» Problem:
Gather up every line that includes the string "Shuffling".
◆ ◆ ◆ ◆ ◆
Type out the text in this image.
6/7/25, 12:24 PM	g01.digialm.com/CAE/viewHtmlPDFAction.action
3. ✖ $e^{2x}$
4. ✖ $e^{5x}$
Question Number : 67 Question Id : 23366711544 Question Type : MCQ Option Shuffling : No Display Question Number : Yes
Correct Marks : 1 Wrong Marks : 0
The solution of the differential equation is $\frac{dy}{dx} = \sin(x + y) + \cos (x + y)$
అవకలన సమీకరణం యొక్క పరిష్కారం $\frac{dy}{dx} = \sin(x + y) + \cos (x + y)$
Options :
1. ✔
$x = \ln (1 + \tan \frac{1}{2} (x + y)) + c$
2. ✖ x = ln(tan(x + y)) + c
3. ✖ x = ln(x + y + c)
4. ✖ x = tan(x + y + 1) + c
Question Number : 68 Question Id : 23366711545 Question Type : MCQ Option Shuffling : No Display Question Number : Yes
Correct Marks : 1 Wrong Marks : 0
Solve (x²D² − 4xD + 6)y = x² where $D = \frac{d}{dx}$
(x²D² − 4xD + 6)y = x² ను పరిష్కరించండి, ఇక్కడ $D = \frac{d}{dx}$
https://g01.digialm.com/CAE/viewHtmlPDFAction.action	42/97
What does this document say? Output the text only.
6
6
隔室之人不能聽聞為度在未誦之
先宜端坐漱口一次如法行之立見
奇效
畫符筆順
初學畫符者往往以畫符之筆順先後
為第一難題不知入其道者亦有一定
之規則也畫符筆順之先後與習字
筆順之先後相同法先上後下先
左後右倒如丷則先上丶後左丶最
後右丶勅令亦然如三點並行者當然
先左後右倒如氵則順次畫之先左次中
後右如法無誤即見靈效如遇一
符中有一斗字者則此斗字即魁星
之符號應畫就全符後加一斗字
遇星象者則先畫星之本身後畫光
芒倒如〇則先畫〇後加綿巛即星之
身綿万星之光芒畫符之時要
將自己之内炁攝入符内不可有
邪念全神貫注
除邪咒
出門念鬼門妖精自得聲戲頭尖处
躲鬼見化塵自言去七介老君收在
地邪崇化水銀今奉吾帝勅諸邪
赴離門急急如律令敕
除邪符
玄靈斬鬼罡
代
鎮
◆ ◆ ◆ ◆ ◆
» Completed task:
Question Number : 67 Question Id : 23366711544 Question Type : MCQ Option Shuffling : No Display Question Number : Yes
Question Number : 68 Question Id : 23366711545 Question Type : MCQ Option Shuffling : No Display Question Number : Yes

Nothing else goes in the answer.